● **Your objective**
Print every line of the listing exactly, please.

- - -

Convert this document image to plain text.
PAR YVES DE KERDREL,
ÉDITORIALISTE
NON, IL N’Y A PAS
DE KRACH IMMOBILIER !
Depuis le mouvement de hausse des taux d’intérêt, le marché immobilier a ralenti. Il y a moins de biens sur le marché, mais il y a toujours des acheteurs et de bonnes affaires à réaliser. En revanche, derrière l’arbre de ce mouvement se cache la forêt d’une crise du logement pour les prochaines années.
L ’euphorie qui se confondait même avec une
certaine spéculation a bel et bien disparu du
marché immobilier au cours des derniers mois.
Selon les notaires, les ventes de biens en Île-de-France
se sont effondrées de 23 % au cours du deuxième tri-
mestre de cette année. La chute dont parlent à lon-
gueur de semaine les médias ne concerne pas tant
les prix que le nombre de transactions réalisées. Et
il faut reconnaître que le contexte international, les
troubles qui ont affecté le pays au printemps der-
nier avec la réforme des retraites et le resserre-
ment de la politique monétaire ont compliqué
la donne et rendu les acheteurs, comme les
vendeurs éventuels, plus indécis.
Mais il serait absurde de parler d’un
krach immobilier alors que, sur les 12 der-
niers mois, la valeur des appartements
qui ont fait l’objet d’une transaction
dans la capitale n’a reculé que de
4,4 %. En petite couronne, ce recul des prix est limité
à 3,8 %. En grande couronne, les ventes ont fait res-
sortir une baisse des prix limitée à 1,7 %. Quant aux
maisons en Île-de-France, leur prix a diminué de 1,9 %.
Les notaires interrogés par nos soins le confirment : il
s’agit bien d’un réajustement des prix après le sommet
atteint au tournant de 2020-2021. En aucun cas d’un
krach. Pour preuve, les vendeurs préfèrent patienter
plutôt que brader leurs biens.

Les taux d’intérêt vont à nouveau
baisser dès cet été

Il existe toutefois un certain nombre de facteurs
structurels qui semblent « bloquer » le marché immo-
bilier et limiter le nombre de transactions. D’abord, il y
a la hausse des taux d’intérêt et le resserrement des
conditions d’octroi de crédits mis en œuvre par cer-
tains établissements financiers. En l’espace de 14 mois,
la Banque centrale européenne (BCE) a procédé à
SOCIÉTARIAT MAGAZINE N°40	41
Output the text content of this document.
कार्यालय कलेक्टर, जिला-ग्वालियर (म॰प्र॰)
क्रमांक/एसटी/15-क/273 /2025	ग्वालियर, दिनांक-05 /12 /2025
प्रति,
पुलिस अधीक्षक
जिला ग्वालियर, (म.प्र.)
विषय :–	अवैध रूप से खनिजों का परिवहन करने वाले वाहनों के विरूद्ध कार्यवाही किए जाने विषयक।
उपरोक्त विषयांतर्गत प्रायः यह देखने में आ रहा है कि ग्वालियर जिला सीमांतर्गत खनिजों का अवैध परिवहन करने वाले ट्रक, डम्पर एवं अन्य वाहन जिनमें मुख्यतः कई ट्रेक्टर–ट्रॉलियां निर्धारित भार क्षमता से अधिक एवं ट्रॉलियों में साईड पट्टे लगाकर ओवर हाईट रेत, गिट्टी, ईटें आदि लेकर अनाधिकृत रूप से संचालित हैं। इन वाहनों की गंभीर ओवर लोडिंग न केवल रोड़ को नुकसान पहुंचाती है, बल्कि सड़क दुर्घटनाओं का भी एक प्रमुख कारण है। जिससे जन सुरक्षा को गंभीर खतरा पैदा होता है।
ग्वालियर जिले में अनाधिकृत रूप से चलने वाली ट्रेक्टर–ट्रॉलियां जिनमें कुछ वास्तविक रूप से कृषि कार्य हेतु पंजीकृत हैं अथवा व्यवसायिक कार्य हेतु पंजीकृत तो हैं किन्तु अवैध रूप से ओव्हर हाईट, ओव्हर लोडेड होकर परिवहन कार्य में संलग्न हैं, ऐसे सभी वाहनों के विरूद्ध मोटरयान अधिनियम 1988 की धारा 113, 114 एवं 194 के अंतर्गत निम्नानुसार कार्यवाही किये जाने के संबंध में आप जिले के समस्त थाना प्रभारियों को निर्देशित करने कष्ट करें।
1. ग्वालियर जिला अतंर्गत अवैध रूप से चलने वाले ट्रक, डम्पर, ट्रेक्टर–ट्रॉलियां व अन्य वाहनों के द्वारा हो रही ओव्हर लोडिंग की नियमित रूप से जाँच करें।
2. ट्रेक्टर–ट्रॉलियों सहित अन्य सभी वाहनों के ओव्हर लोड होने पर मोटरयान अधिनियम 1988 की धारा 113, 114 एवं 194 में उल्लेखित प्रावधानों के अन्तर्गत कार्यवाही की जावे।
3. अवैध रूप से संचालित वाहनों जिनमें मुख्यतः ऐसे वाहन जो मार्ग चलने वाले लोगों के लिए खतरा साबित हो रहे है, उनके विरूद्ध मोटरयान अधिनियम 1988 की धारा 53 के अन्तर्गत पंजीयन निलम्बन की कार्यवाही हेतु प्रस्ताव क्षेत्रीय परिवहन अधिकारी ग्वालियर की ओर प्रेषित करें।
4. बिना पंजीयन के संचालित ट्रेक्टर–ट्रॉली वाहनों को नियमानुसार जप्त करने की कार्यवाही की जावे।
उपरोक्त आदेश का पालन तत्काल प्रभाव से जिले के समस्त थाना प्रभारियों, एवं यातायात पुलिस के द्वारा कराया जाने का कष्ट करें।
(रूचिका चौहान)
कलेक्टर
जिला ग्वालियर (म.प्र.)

- - -

● **Exercise result**
Convert this document image to plain text.
PAR YVES DE KERDREL,
ÉDITORIALISTE
NON, IL N’Y A PAS
DE KRACH IMMOBILIER !
Depuis le mouvement de hausse des taux d’intérêt, le marché immobilier a ralenti. Il y a moins de biens sur le marché, mais il y a toujours des acheteurs et de bonnes affaires à réaliser. En revanche, derrière l’arbre de ce mouvement se cache la forêt d’une crise du logement pour les prochaines années.
L ’euphorie qui se confondait même avec une
certaine spéculation a bel et bien disparu du
marché immobilier au cours des derniers mois.
Selon les notaires, les ventes de biens en Île-de-France
se sont effondrées de 23 % au cours du deuxième tri-
mestre de cette année. La chute dont parlent à lon-
gueur de semaine les médias ne concerne pas tant
les prix que le nombre de transactions réalisées. Et
il faut reconnaître que le contexte international, les
troubles qui ont affecté le pays au printemps der-
nier avec la réforme des retraites et le resserre-
ment de la politique monétaire ont compliqué
la donne et rendu les acheteurs, comme les
vendeurs éventuels, plus indécis.
Mais il serait absurde de parler d’un
krach immobilier alors que, sur les 12 der-
niers mois, la valeur des appartements
qui ont fait l’objet d’une transaction
dans la capitale n’a reculé que de
4,4 %. En petite couronne, ce recul des prix est limité
à 3,8 %. En grande couronne, les ventes ont fait res-
sortir une baisse des prix limitée à 1,7 %. Quant aux
maisons en Île-de-France, leur prix a diminué de 1,9 %.
Les notaires interrogés par nos soins le confirment : il
s’agit bien d’un réajustement des prix après le sommet
atteint au tournant de 2020-2021. En aucun cas d’un
krach. Pour preuve, les vendeurs préfèrent patienter
plutôt que brader leurs biens.

Les taux d’intérêt vont à nouveau
baisser dès cet été

Il existe toutefois un certain nombre de facteurs
structurels qui semblent « bloquer » le marché immo-
bilier et limiter le nombre de transactions. D’abord, il y
a la hausse des taux d’intérêt et le resserrement des
conditions d’octroi de crédits mis en œuvre par cer-
tains établissements financiers. En l’espace de 14 mois,
la Banque centrale européenne (BCE) a procédé à
SOCIÉTARIAT MAGAZINE N°40	41
Output the text content of this document.
कार्यालय कलेक्टर, जिला-ग्वालियर (म॰प्र॰)
क्रमांक/एसटी/15-क/273 /2025	ग्वालियर, दिनांक-05 /12 /2025
प्रति,
पुलिस अधीक्षक
जिला ग्वालियर, (म.प्र.)
विषय :–	अवैध रूप से खनिजों का परिवहन करने वाले वाहनों के विरूद्ध कार्यवाही किए जाने विषयक।
उपरोक्त विषयांतर्गत प्रायः यह देखने में आ रहा है कि ग्वालियर जिला सीमांतर्गत खनिजों का अवैध परिवहन करने वाले ट्रक, डम्पर एवं अन्य वाहन जिनमें मुख्यतः कई ट्रेक्टर–ट्रॉलियां निर्धारित भार क्षमता से अधिक एवं ट्रॉलियों में साईड पट्टे लगाकर ओवर हाईट रेत, गिट्टी, ईटें आदि लेकर अनाधिकृत रूप से संचालित हैं। इन वाहनों की गंभीर ओवर लोडिंग न केवल रोड़ को नुकसान पहुंचाती है, बल्कि सड़क दुर्घटनाओं का भी एक प्रमुख कारण है। जिससे जन सुरक्षा को गंभीर खतरा पैदा होता है।
ग्वालियर जिले में अनाधिकृत रूप से चलने वाली ट्रेक्टर–ट्रॉलियां जिनमें कुछ वास्तविक रूप से कृषि कार्य हेतु पंजीकृत हैं अथवा व्यवसायिक कार्य हेतु पंजीकृत तो हैं किन्तु अवैध रूप से ओव्हर हाईट, ओव्हर लोडेड होकर परिवहन कार्य में संलग्न हैं, ऐसे सभी वाहनों के विरूद्ध मोटरयान अधिनियम 1988 की धारा 113, 114 एवं 194 के अंतर्गत निम्नानुसार कार्यवाही किये जाने के संबंध में आप जिले के समस्त थाना प्रभारियों को निर्देशित करने कष्ट करें।
1. ग्वालियर जिला अतंर्गत अवैध रूप से चलने वाले ट्रक, डम्पर, ट्रेक्टर–ट्रॉलियां व अन्य वाहनों के द्वारा हो रही ओव्हर लोडिंग की नियमित रूप से जाँच करें।
2. ट्रेक्टर–ट्रॉलियों सहित अन्य सभी वाहनों के ओव्हर लोड होने पर मोटरयान अधिनियम 1988 की धारा 113, 114 एवं 194 में उल्लेखित प्रावधानों के अन्तर्गत कार्यवाही की जावे।
3. अवैध रूप से संचालित वाहनों जिनमें मुख्यतः ऐसे वाहन जो मार्ग चलने वाले लोगों के लिए खतरा साबित हो रहे है, उनके विरूद्ध मोटरयान अधिनियम 1988 की धारा 53 के अन्तर्गत पंजीयन निलम्बन की कार्यवाही हेतु प्रस्ताव क्षेत्रीय परिवहन अधिकारी ग्वालियर की ओर प्रेषित करें।
4. बिना पंजीयन के संचालित ट्रेक्टर–ट्रॉली वाहनों को नियमानुसार जप्त करने की कार्यवाही की जावे।
उपरोक्त आदेश का पालन तत्काल प्रभाव से जिले के समस्त थाना प्रभारियों, एवं यातायात पुलिस के द्वारा कराया जाने का कष्ट करें।
(रूचिका चौहान)
कलेक्टर
जिला ग्वालियर (म.प्र.)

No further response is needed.